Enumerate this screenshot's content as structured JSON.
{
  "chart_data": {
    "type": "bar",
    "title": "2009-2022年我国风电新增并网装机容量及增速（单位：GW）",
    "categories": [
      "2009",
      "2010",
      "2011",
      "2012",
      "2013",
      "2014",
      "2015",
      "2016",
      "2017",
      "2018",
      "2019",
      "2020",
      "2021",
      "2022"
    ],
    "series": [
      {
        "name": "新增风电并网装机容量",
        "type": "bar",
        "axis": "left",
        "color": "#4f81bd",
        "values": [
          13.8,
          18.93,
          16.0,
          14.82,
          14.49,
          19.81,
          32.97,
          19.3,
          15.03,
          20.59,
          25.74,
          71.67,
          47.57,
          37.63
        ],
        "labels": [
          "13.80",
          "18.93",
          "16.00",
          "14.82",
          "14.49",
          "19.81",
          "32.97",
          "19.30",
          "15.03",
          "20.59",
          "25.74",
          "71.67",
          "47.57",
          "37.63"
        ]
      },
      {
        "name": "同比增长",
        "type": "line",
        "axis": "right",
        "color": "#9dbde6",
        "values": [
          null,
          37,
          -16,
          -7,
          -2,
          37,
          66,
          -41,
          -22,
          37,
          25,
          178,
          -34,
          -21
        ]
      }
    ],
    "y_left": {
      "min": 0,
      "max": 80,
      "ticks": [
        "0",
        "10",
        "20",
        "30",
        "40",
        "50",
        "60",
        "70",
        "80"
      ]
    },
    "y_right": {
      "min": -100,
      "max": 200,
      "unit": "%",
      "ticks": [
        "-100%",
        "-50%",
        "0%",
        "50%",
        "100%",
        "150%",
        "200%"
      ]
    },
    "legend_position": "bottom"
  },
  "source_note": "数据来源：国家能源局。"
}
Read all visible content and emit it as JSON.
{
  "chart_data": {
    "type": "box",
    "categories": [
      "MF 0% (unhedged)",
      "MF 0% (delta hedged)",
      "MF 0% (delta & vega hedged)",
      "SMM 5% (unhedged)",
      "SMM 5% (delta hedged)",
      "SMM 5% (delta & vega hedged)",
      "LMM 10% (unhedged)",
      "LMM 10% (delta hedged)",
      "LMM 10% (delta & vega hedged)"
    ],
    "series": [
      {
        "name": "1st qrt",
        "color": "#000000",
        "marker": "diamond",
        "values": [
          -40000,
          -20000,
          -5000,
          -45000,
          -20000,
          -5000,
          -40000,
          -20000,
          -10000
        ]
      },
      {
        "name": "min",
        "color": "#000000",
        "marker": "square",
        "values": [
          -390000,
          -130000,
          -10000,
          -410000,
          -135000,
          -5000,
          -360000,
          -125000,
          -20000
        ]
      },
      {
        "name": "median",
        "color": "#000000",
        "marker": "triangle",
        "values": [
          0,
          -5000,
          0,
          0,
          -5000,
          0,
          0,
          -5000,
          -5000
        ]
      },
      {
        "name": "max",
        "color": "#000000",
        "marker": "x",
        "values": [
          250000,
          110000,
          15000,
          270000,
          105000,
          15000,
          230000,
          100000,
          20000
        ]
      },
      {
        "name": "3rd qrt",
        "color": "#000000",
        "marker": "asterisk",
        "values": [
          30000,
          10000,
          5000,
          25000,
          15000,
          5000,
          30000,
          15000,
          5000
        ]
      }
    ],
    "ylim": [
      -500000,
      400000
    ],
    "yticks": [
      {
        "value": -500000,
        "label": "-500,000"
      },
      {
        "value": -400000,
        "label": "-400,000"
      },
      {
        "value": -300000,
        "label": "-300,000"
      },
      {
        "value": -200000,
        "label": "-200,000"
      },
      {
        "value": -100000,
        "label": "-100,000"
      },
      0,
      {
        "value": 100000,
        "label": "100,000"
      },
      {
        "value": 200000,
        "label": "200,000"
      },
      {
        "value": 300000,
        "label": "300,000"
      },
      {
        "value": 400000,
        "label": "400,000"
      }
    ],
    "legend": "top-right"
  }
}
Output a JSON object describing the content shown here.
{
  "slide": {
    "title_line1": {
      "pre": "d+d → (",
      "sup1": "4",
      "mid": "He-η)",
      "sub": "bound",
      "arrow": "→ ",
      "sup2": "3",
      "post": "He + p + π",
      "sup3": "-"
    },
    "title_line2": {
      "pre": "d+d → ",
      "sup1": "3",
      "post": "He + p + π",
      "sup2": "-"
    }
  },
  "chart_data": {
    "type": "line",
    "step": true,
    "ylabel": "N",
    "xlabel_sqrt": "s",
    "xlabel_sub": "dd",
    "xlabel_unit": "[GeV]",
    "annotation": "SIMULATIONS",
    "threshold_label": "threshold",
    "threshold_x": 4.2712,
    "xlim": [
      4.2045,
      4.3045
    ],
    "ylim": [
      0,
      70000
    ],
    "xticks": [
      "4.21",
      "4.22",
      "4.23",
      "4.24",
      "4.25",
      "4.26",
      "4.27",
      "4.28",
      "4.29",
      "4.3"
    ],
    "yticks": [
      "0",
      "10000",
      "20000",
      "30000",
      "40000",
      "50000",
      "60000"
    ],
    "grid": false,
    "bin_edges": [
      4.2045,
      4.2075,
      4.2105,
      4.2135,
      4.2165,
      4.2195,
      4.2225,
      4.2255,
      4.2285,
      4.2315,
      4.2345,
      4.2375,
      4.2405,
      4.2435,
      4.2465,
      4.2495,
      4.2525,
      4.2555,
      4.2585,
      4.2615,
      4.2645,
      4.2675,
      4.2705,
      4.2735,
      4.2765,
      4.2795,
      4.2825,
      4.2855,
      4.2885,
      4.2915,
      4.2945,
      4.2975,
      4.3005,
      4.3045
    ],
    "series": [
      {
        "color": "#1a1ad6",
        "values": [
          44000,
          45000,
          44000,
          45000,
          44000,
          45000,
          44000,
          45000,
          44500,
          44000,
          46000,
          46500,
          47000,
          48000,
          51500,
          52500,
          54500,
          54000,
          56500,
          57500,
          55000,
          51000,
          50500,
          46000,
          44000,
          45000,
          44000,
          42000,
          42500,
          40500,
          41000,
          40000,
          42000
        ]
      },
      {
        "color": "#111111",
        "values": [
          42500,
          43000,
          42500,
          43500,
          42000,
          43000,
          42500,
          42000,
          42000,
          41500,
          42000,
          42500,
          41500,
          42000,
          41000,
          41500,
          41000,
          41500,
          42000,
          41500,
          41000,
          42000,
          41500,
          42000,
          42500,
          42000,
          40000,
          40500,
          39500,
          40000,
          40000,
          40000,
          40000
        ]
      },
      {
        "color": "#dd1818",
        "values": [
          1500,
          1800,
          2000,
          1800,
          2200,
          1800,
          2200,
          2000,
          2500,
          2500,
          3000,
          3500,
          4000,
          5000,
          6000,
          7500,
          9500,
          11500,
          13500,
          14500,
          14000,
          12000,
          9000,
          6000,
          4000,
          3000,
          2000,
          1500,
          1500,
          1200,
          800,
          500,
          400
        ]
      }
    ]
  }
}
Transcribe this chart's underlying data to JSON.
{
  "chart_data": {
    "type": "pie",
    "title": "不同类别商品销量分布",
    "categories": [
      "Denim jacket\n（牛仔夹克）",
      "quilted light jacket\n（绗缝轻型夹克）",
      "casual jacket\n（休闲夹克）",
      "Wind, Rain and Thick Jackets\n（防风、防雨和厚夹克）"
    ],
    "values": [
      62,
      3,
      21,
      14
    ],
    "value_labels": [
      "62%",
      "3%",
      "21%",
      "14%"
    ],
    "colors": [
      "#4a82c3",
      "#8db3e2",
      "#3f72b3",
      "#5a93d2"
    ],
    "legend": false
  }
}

◆ ◆ ◆ ◆ ◆

[What is needed]:
Would you reproduce all the entries exactly?

[Result]:
Enumerate this screenshot's content as structured JSON.
{
  "chart_data": {
    "type": "bar",
    "title": "2009-2022年我国风电新增并网装机容量及增速（单位：GW）",
    "categories": [
      "2009",
      "2010",
      "2011",
      "2012",
      "2013",
      "2014",
      "2015",
      "2016",
      "2017",
      "2018",
      "2019",
      "2020",
      "2021",
      "2022"
    ],
    "series": [
      {
        "name": "新增风电并网装机容量",
        "type": "bar",
        "axis": "left",
        "color": "#4f81bd",
        "values": [
          13.8,
          18.93,
          16.0,
          14.82,
          14.49,
          19.81,
          32.97,
          19.3,
          15.03,
          20.59,
          25.74,
          71.67,
          47.57,
          37.63
        ],
        "labels": [
          "13.80",
          "18.93",
          "16.00",
          "14.82",
          "14.49",
          "19.81",
          "32.97",
          "19.30",
          "15.03",
          "20.59",
          "25.74",
          "71.67",
          "47.57",
          "37.63"
        ]
      },
      {
        "name": "同比增长",
        "type": "line",
        "axis": "right",
        "color": "#9dbde6",
        "values": [
          null,
          37,
          -16,
          -7,
          -2,
          37,
          66,
          -41,
          -22,
          37,
          25,
          178,
          -34,
          -21
        ]
      }
    ],
    "y_left": {
      "min": 0,
      "max": 80,
      "ticks": [
        "0",
        "10",
        "20",
        "30",
        "40",
        "50",
        "60",
        "70",
        "80"
      ]
    },
    "y_right": {
      "min": -100,
      "max": 200,
      "unit": "%",
      "ticks": [
        "-100%",
        "-50%",
        "0%",
        "50%",
        "100%",
        "150%",
        "200%"
      ]
    },
    "legend_position": "bottom"
  },
  "source_note": "数据来源：国家能源局。"
}
Read all visible content and emit it as JSON.
{
  "chart_data": {
    "type": "box",
    "categories": [
      "MF 0% (unhedged)",
      "MF 0% (delta hedged)",
      "MF 0% (delta & vega hedged)",
      "SMM 5% (unhedged)",
      "SMM 5% (delta hedged)",
      "SMM 5% (delta & vega hedged)",
      "LMM 10% (unhedged)",
      "LMM 10% (delta hedged)",
      "LMM 10% (delta & vega hedged)"
    ],
    "series": [
      {
        "name": "1st qrt",
        "color": "#000000",
        "marker": "diamond",
        "values": [
          -40000,
          -20000,
          -5000,
          -45000,
          -20000,
          -5000,
          -40000,
          -20000,
          -10000
        ]
      },
      {
        "name": "min",
        "color": "#000000",
        "marker": "square",
        "values": [
          -390000,
          -130000,
          -10000,
          -410000,
          -135000,
          -5000,
          -360000,
          -125000,
          -20000
        ]
      },
      {
        "name": "median",
        "color": "#000000",
        "marker": "triangle",
        "values": [
          0,
          -5000,
          0,
          0,
          -5000,
          0,
          0,
          -5000,
          -5000
        ]
      },
      {
        "name": "max",
        "color": "#000000",
        "marker": "x",
        "values": [
          250000,
          110000,
          15000,
          270000,
          105000,
          15000,
          230000,
          100000,
          20000
        ]
      },
      {
        "name": "3rd qrt",
        "color": "#000000",
        "marker": "asterisk",
        "values": [
          30000,
          10000,
          5000,
          25000,
          15000,
          5000,
          30000,
          15000,
          5000
        ]
      }
    ],
    "ylim": [
      -500000,
      400000
    ],
    "yticks": [
      {
        "value": -500000,
        "label": "-500,000"
      },
      {
        "value": -400000,
        "label": "-400,000"
      },
      {
        "value": -300000,
        "label": "-300,000"
      },
      {
        "value": -200000,
        "label": "-200,000"
      },
      {
        "value": -100000,
        "label": "-100,000"
      },
      0,
      {
        "value": 100000,
        "label": "100,000"
      },
      {
        "value": 200000,
        "label": "200,000"
      },
      {
        "value": 300000,
        "label": "300,000"
      },
      {
        "value": 400000,
        "label": "400,000"
      }
    ],
    "legend": "top-right"
  }
}
Output a JSON object describing the content shown here.
{
  "slide": {
    "title_line1": {
      "pre": "d+d → (",
      "sup1": "4",
      "mid": "He-η)",
      "sub": "bound",
      "arrow": "→ ",
      "sup2": "3",
      "post": "He + p + π",
      "sup3": "-"
    },
    "title_line2": {
      "pre": "d+d → ",
      "sup1": "3",
      "post": "He + p + π",
      "sup2": "-"
    }
  },
  "chart_data": {
    "type": "line",
    "step": true,
    "ylabel": "N",
    "xlabel_sqrt": "s",
    "xlabel_sub": "dd",
    "xlabel_unit": "[GeV]",
    "annotation": "SIMULATIONS",
    "threshold_label": "threshold",
    "threshold_x": 4.2712,
    "xlim": [
      4.2045,
      4.3045
    ],
    "ylim": [
      0,
      70000
    ],
    "xticks": [
      "4.21",
      "4.22",
      "4.23",
      "4.24",
      "4.25",
      "4.26",
      "4.27",
      "4.28",
      "4.29",
      "4.3"
    ],
    "yticks": [
      "0",
      "10000",
      "20000",
      "30000",
      "40000",
      "50000",
      "60000"
    ],
    "grid": false,
    "bin_edges": [
      4.2045,
      4.2075,
      4.2105,
      4.2135,
      4.2165,
      4.2195,
      4.2225,
      4.2255,
      4.2285,
      4.2315,
      4.2345,
      4.2375,
      4.2405,
      4.2435,
      4.2465,
      4.2495,
      4.2525,
      4.2555,
      4.2585,
      4.2615,
      4.2645,
      4.2675,
      4.2705,
      4.2735,
      4.2765,
      4.2795,
      4.2825,
      4.2855,
      4.2885,
      4.2915,
      4.2945,
      4.2975,
      4.3005,
      4.3045
    ],
    "series": [
      {
        "color": "#1a1ad6",
        "values": [
          44000,
          45000,
          44000,
          45000,
          44000,
          45000,
          44000,
          45000,
          44500,
          44000,
          46000,
          46500,
          47000,
          48000,
          51500,
          52500,
          54500,
          54000,
          56500,
          57500,
          55000,
          51000,
          50500,
          46000,
          44000,
          45000,
          44000,
          42000,
          42500,
          40500,
          41000,
          40000,
          42000
        ]
      },
      {
        "color": "#111111",
        "values": [
          42500,
          43000,
          42500,
          43500,
          42000,
          43000,
          42500,
          42000,
          42000,
          41500,
          42000,
          42500,
          41500,
          42000,
          41000,
          41500,
          41000,
          41500,
          42000,
          41500,
          41000,
          42000,
          41500,
          42000,
          42500,
          42000,
          40000,
          40500,
          39500,
          40000,
          40000,
          40000,
          40000
        ]
      },
      {
        "color": "#dd1818",
        "values": [
          1500,
          1800,
          2000,
          1800,
          2200,
          1800,
          2200,
          2000,
          2500,
          2500,
          3000,
          3500,
          4000,
          5000,
          6000,
          7500,
          9500,
          11500,
          13500,
          14500,
          14000,
          12000,
          9000,
          6000,
          4000,
          3000,
          2000,
          1500,
          1500,
          1200,
          800,
          500,
          400
        ]
      }
    ]
  }
}
Transcribe this chart's underlying data to JSON.
{
  "chart_data": {
    "type": "pie",
    "title": "不同类别商品销量分布",
    "categories": [
      "Denim jacket\n（牛仔夹克）",
      "quilted light jacket\n（绗缝轻型夹克）",
      "casual jacket\n（休闲夹克）",
      "Wind, Rain and Thick Jackets\n（防风、防雨和厚夹克）"
    ],
    "values": [
      62,
      3,
      21,
      14
    ],
    "value_labels": [
      "62%",
      "3%",
      "21%",
      "14%"
    ],
    "colors": [
      "#4a82c3",
      "#8db3e2",
      "#3f72b3",
      "#5a93d2"
    ],
    "legend": false
  }
}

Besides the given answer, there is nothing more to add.